* **EXCERPTED TEXT**:
If business argues for how and why of a message or an extra field on the sign up form and if it asks design to justify, this is not how design works.

In this post, I use the word designer for all product designers, content designers, interaction designers, and others in the adjacent disciplines who work on designing the digital products for interface, architecture, content, and the business itself.

Organizations hire designers because they have some clarity on what they want to sell, and how it should look and work. They have some evidence, some data, some experience, and they have plans. Sometimes, they have leaders too.

Good designers bring their own methods to the work for how they validate the product stories and bring structure and clarity in designing the product. Since we think that we make things clear and we help our teams to make better products which in turn helps the customers too, we feel happy about our work.

We love it when our work goes live and people use it, and when they are happy to use our work. In some organizations where design is valued and rewarded for its role in their goals and growth, not everyone in the organization understands what we might have gone through to make it work. If the product is doing well because it is designed well, the designers’ work may or may not be enjoyable there. This is because the organizations do not really acknowledge the role of a well designed onboarding in their success. Marketers bring the audience and sales convert them to a paying customer. The early days of the customer’s time in the product is considered as a given because certain code is working somewhere. It is not about the credit, it is about adding meaning and relevance to the sales enablement.

[Records drawn from a data source]
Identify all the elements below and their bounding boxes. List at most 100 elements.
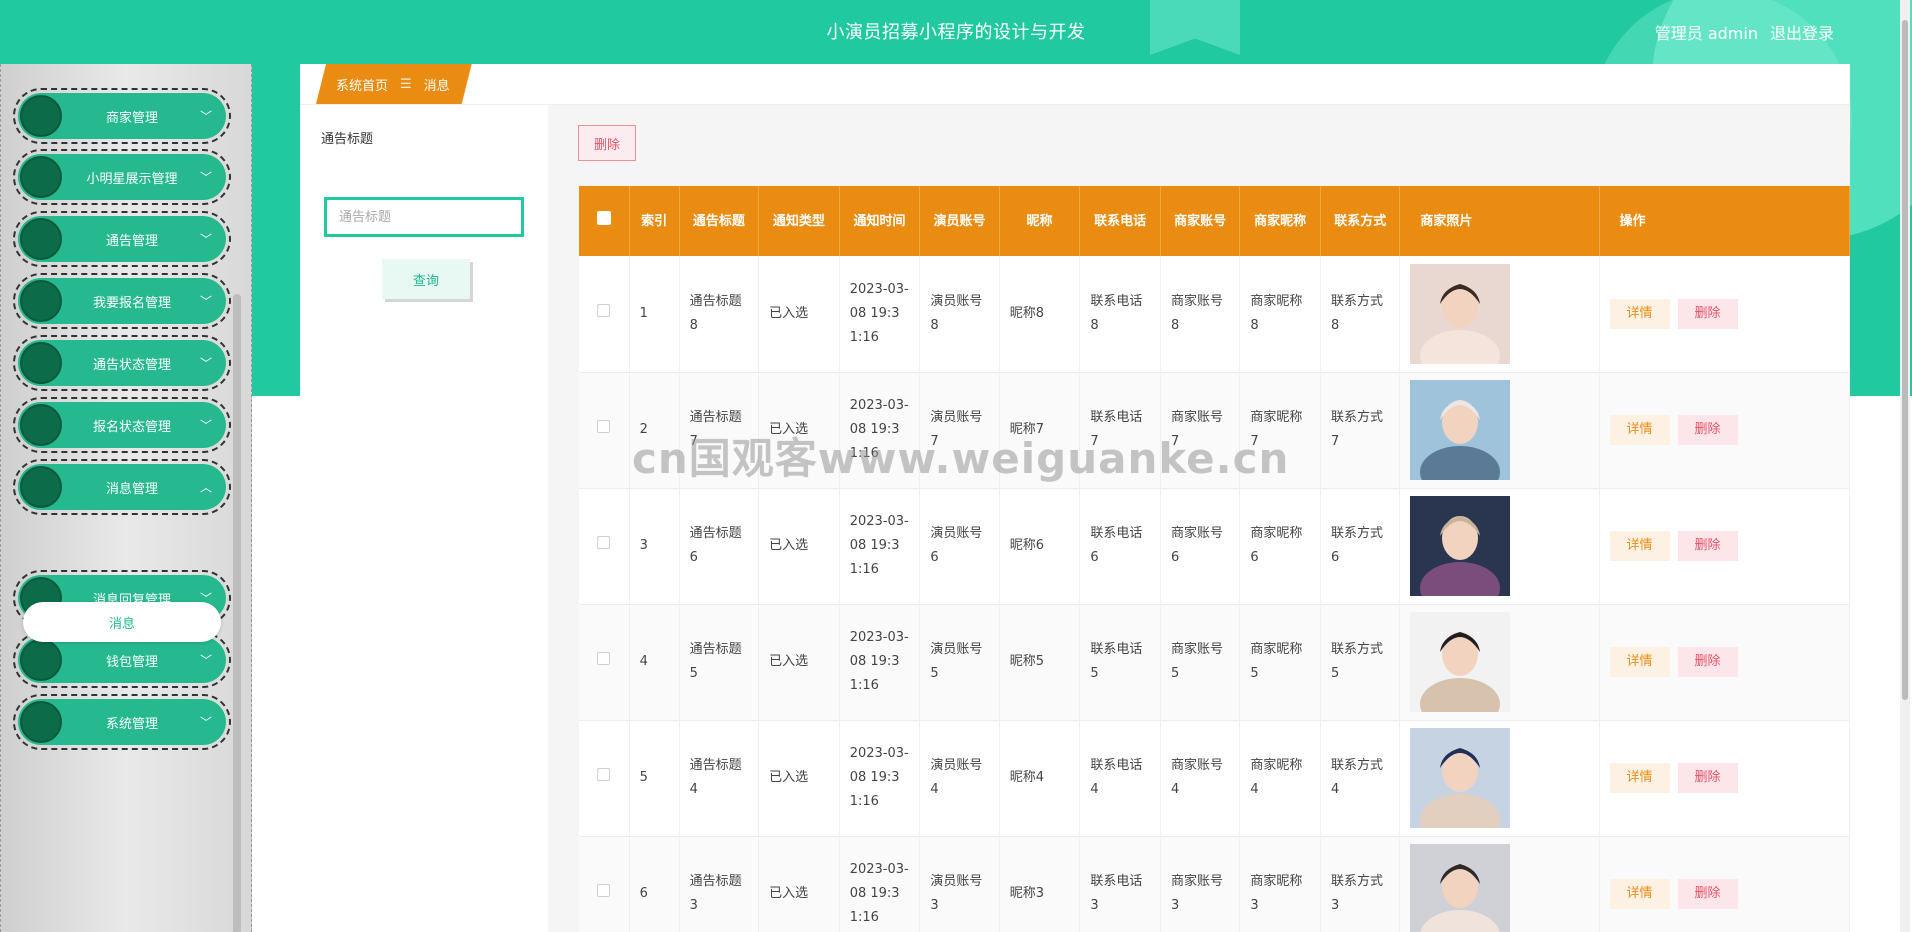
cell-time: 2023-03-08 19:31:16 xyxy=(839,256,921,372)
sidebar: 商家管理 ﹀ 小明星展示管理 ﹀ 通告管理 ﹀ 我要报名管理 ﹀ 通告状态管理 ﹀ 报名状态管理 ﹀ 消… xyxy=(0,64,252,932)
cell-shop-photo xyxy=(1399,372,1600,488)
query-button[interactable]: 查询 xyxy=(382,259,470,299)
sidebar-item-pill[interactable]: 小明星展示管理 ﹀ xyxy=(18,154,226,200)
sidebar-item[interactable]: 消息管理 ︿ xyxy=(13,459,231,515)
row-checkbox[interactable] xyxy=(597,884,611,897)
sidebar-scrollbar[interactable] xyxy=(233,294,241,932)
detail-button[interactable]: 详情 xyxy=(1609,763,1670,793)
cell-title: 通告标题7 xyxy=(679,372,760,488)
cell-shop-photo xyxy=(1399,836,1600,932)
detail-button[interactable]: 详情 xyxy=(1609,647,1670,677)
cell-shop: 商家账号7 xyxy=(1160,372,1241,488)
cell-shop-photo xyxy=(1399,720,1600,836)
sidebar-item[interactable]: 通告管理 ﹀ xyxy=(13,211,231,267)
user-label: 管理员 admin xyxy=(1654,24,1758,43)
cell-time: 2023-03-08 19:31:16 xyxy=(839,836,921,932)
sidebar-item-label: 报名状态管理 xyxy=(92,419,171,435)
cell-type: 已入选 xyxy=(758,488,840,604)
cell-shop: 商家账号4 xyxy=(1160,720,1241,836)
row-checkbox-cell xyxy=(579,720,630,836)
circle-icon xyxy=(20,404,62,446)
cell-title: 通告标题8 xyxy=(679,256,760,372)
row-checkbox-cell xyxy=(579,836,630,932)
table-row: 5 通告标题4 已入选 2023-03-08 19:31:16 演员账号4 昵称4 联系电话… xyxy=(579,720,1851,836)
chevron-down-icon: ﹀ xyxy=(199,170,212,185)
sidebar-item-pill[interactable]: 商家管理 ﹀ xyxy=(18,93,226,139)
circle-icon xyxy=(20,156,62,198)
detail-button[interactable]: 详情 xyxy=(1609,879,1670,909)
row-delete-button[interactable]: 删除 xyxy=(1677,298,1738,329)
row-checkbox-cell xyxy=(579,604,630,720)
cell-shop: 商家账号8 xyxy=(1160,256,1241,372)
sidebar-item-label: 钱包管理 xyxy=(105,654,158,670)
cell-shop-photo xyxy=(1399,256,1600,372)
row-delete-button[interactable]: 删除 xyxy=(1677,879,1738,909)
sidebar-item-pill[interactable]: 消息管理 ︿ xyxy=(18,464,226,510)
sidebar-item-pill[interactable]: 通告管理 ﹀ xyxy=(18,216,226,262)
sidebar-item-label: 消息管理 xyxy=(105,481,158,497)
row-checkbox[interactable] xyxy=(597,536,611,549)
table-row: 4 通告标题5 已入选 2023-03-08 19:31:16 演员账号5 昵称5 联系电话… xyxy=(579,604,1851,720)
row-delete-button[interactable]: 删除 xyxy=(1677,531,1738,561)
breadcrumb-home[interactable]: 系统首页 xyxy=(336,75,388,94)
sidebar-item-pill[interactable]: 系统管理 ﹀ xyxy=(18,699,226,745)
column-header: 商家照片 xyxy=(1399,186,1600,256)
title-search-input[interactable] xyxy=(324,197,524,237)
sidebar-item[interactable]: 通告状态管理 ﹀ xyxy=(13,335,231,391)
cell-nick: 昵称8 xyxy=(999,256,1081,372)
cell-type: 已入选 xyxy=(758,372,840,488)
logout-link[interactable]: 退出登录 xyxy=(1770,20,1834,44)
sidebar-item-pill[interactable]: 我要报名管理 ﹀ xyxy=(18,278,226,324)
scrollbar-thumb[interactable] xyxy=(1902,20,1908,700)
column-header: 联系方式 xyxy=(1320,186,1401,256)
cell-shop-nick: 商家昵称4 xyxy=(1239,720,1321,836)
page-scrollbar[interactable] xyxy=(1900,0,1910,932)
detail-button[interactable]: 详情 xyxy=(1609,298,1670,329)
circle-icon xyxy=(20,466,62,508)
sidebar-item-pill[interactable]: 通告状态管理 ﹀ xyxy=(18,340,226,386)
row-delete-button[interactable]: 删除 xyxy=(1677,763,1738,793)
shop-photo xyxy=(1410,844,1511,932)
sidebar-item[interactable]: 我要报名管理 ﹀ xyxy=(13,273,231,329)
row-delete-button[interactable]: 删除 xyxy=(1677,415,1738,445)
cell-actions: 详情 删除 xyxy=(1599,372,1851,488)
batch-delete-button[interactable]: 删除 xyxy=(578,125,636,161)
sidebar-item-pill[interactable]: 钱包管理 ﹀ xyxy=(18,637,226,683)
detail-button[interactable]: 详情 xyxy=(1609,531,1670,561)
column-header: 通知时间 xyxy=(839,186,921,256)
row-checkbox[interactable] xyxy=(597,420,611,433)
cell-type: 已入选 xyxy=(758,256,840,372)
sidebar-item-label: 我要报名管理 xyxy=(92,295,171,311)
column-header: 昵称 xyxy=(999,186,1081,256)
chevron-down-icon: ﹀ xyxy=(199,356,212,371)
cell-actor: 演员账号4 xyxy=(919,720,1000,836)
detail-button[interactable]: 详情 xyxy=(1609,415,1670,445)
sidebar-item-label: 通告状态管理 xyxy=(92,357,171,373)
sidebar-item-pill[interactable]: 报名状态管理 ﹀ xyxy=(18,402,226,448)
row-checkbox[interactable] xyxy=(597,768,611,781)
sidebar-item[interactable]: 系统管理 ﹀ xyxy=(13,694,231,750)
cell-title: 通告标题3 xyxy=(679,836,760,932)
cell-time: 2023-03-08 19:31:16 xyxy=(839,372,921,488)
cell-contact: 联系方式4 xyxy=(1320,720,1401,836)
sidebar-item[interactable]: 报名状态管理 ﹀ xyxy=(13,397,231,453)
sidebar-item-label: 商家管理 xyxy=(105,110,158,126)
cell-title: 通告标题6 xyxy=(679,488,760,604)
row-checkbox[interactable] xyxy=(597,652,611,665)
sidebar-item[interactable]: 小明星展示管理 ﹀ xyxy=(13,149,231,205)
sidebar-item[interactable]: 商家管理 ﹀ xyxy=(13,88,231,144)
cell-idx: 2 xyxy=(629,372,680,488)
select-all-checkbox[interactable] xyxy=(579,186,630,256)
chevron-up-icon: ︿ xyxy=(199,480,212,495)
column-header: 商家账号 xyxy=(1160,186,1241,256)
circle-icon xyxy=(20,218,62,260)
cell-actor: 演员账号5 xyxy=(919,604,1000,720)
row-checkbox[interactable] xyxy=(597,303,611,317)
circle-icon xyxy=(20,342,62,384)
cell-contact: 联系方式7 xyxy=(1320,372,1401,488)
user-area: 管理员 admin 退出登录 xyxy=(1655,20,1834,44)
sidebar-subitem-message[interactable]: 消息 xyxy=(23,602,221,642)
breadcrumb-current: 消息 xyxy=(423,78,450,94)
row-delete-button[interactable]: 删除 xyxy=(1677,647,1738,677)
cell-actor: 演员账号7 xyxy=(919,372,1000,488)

* **REQUIRED TASK**:
Reproduce the entire passage above about designers' work in organizations, word for word.

* **FULL RESPONSE**:
If business argues for how and why of a message or an extra field on the sign up form and if it asks design to justify, this is not how design works.

In this post, I use the word designer for all product designers, content designers, interaction designers, and others in the adjacent disciplines who work on designing the digital products for interface, architecture, content, and the business itself.

Organizations hire designers because they have some clarity on what they want to sell, and how it should look and work. They have some evidence, some data, some experience, and they have plans. Sometimes, they have leaders too.

Good designers bring their own methods to the work for how they validate the product stories and bring structure and clarity in designing the product. Since we think that we make things clear and we help our teams to make better products which in turn helps the customers too, we feel happy about our work.

We love it when our work goes live and people use it, and when they are happy to use our work. In some organizations where design is valued and rewarded for its role in their goals and growth, not everyone in the organization understands what we might have gone through to make it work. If the product is doing well because it is designed well, the designers’ work may or may not be enjoyable there. This is because the organizations do not really acknowledge the role of a well designed onboarding in their success. Marketers bring the audience and sales convert them to a paying customer. The early days of the customer’s time in the product is considered as a given because certain code is working somewhere. It is not about the credit, it is about adding meaning and relevance to the sales enablement.